►

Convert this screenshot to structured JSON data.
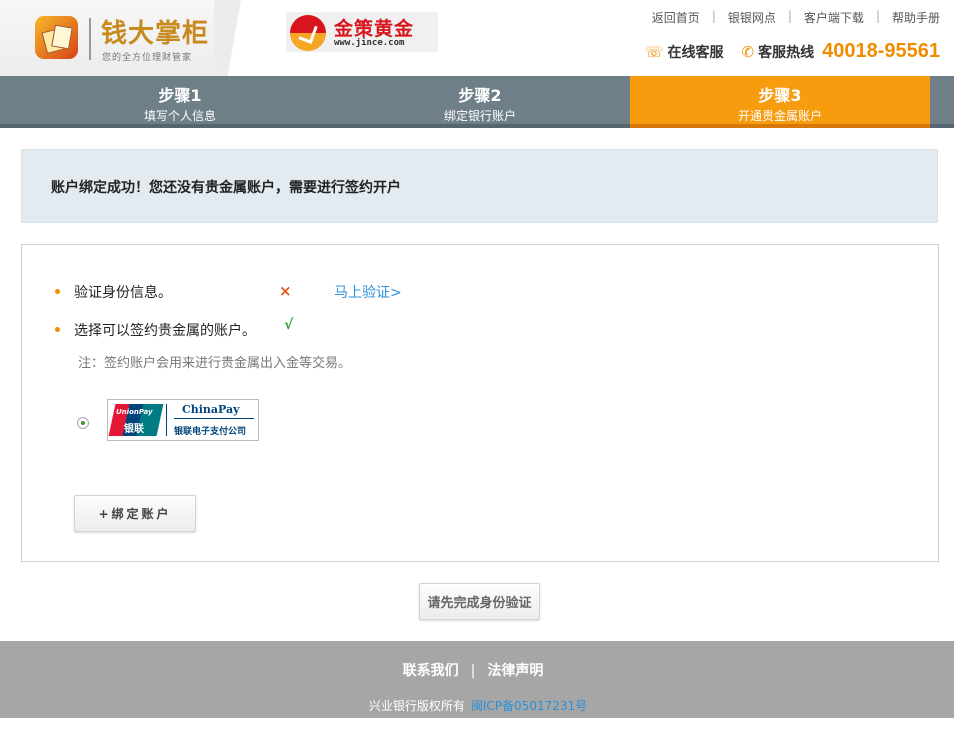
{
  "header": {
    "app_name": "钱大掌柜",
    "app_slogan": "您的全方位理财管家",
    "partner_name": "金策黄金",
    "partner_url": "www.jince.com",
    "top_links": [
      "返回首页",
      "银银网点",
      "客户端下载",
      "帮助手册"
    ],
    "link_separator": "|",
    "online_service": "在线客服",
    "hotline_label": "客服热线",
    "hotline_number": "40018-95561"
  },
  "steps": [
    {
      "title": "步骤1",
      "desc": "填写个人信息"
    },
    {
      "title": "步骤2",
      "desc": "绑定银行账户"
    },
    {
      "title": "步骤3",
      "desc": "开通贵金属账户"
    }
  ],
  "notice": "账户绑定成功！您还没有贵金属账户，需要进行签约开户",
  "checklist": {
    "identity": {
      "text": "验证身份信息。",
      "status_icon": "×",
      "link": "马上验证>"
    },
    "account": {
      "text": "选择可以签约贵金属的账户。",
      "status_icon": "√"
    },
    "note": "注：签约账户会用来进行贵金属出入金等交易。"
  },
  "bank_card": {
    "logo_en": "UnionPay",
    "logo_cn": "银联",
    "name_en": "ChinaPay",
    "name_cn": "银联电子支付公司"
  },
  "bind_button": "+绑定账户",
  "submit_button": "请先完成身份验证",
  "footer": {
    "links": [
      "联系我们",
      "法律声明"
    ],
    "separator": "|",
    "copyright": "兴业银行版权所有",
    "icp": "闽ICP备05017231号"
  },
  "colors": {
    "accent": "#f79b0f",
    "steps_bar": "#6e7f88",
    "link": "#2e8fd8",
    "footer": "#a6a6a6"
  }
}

◄
►

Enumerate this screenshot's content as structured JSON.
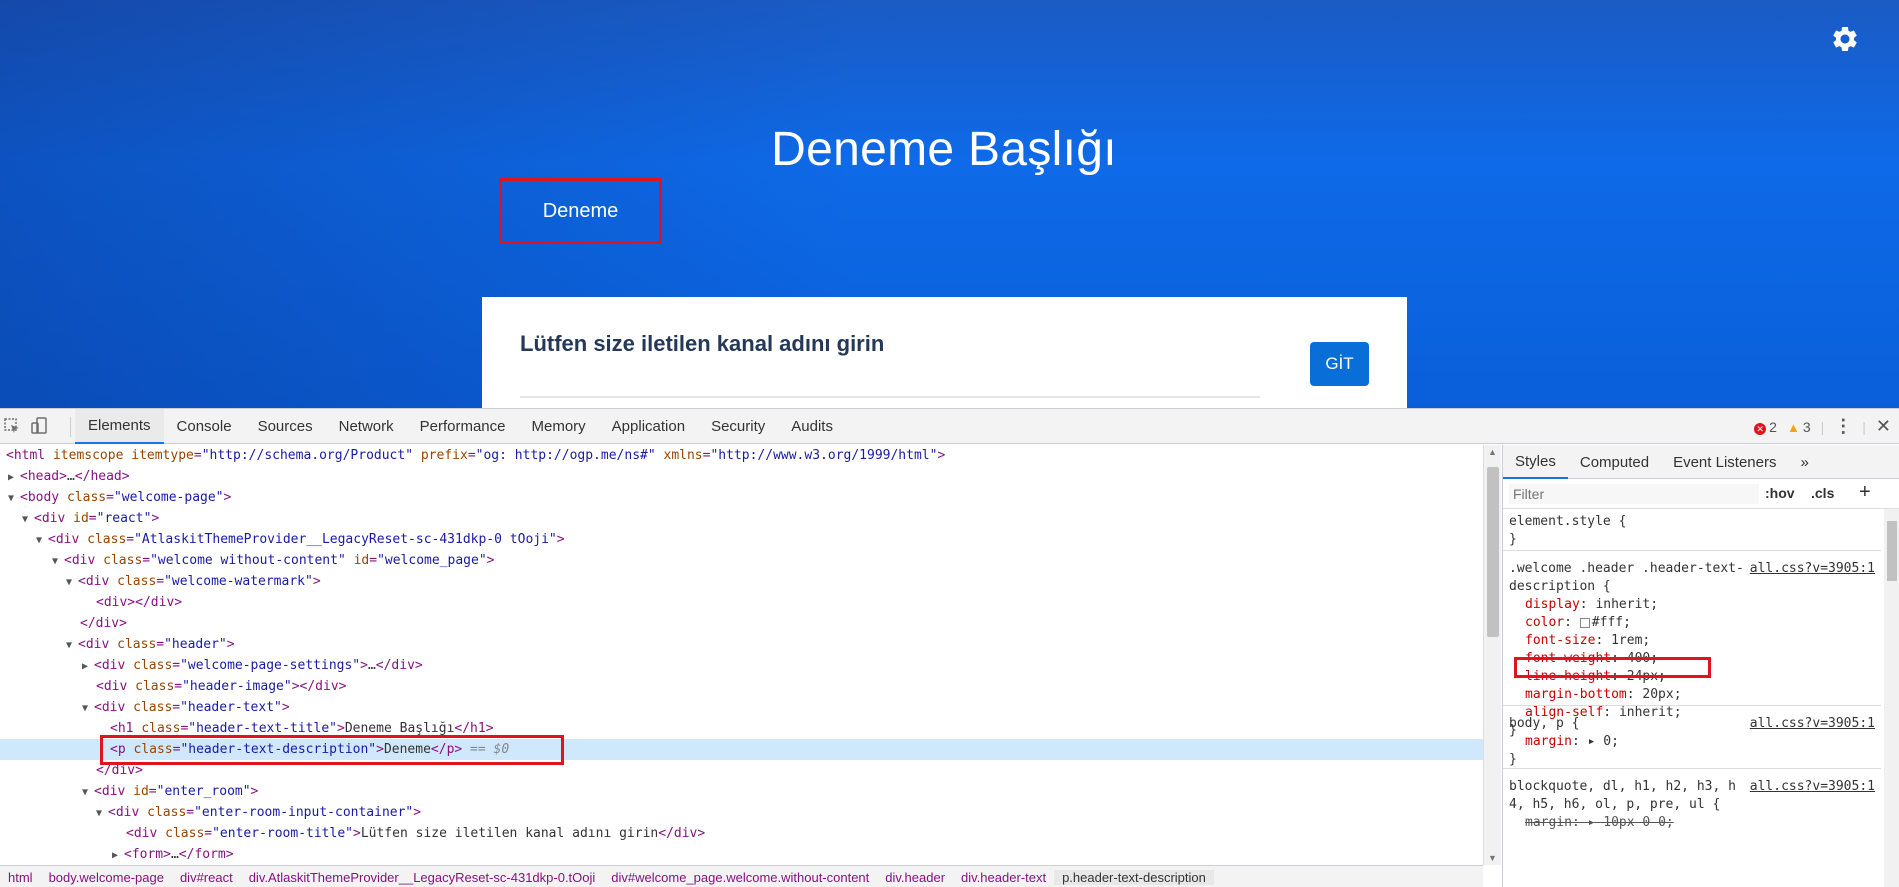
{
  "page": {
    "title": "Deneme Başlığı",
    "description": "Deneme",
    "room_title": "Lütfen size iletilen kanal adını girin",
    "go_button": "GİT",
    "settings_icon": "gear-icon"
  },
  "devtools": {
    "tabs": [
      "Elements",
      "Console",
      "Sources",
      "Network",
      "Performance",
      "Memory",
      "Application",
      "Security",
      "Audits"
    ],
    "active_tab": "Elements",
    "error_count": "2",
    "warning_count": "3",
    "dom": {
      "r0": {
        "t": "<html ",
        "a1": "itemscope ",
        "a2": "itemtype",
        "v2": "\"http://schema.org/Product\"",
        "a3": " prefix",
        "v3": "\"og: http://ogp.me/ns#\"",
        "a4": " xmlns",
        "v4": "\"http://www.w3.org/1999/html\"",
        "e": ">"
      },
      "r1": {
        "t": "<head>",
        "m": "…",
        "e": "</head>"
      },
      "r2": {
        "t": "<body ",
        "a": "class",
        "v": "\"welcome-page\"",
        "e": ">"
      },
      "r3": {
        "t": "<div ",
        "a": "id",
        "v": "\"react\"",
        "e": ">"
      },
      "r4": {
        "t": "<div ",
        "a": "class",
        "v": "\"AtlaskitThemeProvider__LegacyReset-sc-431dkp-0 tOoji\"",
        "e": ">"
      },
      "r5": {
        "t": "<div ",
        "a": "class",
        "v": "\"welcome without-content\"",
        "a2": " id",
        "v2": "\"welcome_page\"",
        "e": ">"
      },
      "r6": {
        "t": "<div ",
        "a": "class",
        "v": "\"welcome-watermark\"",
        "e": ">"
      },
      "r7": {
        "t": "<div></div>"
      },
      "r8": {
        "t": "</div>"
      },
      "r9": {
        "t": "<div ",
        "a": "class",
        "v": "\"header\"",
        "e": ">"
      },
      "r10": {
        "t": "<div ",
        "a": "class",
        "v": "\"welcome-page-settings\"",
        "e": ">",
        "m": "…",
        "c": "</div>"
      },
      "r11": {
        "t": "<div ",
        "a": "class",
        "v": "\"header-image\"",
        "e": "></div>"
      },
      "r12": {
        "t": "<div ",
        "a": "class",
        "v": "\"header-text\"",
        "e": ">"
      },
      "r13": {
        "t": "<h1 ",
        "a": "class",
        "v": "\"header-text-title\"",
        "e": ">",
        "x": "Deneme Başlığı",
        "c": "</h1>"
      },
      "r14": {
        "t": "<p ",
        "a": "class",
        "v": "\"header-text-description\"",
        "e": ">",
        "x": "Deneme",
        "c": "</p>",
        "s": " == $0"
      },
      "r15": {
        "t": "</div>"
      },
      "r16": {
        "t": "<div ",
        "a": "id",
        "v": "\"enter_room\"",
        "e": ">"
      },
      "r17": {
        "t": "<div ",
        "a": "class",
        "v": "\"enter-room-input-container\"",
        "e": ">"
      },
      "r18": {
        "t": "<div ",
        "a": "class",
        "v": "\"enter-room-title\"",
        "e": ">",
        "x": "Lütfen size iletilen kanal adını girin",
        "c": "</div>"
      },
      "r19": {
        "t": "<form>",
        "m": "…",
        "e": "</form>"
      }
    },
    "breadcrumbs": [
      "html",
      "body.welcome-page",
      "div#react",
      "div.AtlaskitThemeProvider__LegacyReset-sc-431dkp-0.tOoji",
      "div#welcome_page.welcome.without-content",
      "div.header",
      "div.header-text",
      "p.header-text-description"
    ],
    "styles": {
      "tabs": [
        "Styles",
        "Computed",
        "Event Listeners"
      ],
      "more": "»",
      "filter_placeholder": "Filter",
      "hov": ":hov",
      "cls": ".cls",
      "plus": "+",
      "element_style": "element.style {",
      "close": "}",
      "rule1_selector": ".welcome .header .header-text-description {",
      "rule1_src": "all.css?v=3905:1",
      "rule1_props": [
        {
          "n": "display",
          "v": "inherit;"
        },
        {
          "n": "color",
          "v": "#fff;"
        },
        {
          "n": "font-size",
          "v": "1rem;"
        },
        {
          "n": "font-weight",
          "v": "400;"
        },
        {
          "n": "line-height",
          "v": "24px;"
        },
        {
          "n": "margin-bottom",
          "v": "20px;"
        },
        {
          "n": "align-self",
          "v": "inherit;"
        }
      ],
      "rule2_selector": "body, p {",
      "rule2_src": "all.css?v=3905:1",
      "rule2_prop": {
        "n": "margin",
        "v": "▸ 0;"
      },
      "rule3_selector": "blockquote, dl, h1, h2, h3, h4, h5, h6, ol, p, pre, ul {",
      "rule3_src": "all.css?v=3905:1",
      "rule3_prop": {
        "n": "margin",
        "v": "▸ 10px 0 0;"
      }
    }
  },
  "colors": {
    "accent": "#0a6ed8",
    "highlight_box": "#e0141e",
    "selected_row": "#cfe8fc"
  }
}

◄

PROBLEM
In the listing above, how many lines hold the word "content"? Give the number and nothing more.

RESULT OF THIS TASK
3